╭─ RECORDED INFORMATION

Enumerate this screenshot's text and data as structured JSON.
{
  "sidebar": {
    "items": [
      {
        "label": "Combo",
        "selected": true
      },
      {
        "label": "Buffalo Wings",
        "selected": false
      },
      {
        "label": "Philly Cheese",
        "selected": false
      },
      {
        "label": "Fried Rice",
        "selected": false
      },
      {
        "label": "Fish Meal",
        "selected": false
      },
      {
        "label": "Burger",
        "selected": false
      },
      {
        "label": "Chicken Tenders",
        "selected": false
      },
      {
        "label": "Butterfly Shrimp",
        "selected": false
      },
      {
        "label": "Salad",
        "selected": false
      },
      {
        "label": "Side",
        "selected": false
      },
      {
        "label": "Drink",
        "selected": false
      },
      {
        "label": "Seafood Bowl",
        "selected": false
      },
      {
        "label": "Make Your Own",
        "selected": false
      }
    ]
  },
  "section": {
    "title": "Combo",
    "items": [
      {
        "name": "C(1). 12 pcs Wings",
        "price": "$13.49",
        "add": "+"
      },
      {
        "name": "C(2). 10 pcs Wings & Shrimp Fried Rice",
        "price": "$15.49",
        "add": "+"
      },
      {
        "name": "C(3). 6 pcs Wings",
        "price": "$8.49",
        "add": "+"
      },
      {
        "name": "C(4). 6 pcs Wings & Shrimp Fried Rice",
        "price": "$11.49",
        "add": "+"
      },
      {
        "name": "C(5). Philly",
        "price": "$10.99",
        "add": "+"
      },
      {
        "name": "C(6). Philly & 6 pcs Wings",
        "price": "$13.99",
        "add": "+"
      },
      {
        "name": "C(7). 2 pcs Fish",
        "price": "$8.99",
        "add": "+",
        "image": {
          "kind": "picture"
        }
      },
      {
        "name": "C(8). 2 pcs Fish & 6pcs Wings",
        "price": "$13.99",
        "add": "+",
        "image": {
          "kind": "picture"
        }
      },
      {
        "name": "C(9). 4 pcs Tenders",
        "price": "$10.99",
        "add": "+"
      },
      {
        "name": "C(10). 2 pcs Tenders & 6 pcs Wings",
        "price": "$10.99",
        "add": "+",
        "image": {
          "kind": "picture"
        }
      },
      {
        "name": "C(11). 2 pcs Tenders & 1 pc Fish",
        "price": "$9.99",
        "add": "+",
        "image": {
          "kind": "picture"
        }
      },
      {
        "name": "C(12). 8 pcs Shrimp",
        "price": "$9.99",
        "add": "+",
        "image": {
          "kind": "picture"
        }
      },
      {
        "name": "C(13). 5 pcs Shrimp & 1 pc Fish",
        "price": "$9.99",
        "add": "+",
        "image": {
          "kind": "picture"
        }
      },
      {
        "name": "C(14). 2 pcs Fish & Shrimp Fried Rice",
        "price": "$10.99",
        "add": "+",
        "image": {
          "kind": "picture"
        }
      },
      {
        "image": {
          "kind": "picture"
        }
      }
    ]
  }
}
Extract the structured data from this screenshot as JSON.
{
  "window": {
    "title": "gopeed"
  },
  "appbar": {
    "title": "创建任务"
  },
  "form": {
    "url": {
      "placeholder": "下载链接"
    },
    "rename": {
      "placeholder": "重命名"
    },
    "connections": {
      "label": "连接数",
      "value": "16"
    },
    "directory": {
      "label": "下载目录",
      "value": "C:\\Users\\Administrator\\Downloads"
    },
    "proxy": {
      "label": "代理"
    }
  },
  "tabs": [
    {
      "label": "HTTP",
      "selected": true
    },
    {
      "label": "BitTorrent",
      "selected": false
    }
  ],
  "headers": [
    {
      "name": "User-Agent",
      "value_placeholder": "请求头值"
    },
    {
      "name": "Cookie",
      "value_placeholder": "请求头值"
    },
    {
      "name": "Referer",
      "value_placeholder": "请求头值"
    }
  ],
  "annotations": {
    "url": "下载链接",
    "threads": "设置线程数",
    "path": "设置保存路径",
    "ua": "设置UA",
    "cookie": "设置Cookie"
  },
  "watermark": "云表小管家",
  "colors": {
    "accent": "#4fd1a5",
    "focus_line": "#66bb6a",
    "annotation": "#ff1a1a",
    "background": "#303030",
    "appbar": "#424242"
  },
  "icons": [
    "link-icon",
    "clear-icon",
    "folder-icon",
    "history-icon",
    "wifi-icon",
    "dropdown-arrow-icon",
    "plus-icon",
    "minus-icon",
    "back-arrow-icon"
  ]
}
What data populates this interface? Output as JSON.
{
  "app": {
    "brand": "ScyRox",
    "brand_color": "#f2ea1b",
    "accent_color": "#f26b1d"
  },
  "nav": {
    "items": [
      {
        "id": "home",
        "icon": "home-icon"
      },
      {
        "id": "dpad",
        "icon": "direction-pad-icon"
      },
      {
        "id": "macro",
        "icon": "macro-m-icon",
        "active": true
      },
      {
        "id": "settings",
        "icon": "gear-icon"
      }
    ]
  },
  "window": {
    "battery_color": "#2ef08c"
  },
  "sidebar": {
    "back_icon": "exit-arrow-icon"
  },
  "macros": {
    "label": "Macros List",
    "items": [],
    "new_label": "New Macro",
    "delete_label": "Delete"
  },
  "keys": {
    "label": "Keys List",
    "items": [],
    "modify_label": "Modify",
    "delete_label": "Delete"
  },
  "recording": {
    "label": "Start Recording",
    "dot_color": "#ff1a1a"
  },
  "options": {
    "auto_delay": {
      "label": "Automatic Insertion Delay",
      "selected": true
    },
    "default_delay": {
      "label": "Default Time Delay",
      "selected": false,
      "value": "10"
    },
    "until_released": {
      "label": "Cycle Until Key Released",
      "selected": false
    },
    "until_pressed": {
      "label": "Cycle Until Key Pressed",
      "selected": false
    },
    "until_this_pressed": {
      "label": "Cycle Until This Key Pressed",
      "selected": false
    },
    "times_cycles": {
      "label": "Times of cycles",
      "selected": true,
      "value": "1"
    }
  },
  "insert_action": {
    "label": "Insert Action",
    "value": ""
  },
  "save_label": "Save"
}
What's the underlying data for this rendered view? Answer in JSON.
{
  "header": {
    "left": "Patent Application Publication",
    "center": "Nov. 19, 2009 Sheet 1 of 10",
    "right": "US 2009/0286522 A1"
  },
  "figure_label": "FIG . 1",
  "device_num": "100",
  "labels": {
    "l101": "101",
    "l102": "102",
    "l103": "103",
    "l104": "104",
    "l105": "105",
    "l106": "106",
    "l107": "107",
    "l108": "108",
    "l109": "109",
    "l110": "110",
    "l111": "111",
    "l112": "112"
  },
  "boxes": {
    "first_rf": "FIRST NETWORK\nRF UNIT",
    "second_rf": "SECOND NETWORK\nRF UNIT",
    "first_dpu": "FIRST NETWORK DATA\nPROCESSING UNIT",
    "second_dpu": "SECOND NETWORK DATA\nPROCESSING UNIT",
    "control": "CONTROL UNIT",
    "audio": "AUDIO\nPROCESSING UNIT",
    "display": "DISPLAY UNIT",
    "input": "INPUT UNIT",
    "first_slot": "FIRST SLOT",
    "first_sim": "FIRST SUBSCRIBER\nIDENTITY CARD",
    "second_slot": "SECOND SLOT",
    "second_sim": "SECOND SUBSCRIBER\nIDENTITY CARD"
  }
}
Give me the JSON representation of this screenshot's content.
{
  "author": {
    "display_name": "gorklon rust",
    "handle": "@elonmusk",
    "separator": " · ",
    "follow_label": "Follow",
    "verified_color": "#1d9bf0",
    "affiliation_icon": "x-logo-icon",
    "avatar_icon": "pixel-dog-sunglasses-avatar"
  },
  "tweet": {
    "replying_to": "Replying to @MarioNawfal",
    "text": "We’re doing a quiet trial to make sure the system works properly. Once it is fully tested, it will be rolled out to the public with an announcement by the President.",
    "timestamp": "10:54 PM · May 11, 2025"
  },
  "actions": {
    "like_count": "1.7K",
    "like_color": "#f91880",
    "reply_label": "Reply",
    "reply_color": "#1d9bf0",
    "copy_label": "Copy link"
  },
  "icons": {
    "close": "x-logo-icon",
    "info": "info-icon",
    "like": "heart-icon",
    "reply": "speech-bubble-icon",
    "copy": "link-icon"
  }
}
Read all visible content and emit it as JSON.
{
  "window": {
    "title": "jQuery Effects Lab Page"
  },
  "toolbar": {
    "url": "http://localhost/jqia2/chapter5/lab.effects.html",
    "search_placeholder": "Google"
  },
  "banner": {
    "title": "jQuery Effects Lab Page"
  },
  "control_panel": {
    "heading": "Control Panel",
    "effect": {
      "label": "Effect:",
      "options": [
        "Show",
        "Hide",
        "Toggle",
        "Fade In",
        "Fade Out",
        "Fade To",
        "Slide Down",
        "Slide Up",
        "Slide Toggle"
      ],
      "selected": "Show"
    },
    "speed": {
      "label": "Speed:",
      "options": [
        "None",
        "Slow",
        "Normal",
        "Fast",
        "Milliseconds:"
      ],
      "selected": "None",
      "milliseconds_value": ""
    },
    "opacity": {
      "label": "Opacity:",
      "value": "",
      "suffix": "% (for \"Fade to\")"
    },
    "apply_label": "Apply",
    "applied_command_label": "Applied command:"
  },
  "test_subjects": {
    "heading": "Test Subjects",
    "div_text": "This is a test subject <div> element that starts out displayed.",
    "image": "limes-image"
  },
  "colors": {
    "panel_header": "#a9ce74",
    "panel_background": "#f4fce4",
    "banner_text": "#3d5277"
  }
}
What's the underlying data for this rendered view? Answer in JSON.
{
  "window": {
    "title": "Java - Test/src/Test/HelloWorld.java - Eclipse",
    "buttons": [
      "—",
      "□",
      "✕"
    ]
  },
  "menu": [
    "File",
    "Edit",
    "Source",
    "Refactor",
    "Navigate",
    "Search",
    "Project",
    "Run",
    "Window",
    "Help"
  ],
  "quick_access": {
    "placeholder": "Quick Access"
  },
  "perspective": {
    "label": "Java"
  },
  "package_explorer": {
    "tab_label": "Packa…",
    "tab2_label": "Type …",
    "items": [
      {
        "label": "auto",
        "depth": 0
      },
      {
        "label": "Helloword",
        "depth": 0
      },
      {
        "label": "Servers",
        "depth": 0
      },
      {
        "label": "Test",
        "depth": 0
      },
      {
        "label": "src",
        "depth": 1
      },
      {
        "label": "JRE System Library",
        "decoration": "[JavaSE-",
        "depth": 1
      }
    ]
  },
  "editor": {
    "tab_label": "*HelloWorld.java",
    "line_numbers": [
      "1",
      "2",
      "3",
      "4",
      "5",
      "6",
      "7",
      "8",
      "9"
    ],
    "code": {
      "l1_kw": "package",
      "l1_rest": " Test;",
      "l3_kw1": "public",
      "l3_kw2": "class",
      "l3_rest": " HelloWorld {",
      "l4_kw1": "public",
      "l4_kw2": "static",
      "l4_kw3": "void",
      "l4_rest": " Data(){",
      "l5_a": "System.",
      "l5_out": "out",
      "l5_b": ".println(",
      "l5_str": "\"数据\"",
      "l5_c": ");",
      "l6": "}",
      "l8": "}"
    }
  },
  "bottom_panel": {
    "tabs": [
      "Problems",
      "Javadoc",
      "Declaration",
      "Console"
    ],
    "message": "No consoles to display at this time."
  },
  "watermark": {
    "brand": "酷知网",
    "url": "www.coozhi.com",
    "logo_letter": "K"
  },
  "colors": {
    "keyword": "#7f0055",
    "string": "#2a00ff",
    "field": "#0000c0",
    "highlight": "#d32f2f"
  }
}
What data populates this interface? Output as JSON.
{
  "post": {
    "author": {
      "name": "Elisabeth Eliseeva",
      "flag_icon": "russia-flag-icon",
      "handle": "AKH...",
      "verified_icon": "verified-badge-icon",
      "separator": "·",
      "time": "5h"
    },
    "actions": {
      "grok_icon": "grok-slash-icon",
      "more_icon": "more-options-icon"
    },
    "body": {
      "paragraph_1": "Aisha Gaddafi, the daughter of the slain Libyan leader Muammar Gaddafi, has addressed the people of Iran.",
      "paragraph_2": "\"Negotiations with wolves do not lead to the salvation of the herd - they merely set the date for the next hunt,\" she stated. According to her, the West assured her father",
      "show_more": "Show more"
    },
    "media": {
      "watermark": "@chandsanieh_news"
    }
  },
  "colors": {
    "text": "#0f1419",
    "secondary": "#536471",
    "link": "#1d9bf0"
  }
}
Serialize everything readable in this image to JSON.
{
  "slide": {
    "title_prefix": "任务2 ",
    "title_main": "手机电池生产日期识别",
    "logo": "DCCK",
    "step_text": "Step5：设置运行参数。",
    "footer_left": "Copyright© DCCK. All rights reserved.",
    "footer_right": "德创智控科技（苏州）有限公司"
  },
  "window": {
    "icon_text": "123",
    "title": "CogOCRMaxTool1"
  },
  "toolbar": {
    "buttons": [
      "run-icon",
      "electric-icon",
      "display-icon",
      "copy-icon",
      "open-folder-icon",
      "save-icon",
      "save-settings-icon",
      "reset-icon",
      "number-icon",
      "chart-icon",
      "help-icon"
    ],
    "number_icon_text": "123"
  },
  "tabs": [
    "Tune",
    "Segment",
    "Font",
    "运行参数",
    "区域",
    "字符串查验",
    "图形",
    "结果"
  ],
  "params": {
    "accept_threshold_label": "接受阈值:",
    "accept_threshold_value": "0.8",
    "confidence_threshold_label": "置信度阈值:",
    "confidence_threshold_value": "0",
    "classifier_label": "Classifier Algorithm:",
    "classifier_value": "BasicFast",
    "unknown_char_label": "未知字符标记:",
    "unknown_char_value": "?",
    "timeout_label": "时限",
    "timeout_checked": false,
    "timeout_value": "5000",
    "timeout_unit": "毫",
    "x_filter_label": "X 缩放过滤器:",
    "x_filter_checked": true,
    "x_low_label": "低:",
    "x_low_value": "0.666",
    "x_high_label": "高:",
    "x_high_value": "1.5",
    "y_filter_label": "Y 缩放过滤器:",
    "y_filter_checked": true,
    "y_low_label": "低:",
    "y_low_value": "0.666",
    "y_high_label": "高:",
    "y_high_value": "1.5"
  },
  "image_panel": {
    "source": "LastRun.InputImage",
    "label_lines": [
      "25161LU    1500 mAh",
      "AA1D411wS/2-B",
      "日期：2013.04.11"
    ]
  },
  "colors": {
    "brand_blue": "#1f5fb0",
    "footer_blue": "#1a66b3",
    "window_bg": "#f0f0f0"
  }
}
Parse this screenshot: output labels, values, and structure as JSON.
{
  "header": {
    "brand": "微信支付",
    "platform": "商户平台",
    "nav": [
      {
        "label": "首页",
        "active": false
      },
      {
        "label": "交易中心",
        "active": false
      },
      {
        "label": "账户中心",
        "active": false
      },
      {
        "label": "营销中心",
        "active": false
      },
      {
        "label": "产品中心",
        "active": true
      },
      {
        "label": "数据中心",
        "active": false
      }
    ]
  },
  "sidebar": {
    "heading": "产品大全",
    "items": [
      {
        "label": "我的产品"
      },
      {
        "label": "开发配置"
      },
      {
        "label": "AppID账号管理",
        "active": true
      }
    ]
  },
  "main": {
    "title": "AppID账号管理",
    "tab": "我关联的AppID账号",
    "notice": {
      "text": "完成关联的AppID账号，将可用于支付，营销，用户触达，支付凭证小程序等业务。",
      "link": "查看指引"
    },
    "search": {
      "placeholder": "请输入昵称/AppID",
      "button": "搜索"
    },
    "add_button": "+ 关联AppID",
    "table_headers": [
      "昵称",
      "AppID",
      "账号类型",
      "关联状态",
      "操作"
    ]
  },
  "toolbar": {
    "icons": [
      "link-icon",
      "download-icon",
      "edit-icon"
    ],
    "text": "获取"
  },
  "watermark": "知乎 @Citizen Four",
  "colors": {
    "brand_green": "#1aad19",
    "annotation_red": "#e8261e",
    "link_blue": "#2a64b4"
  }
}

╰─

WHAT TO PRODUCE: In the records above, find each line with the word "nPROCESSING" and copy it.

EXERCISE RESULT:
    "first_dpu": "FIRST NETWORK DATA\nPROCESSING UNIT",
    "second_dpu": "SECOND NETWORK DATA\nPROCESSING UNIT",
    "audio": "AUDIO\nPROCESSING UNIT",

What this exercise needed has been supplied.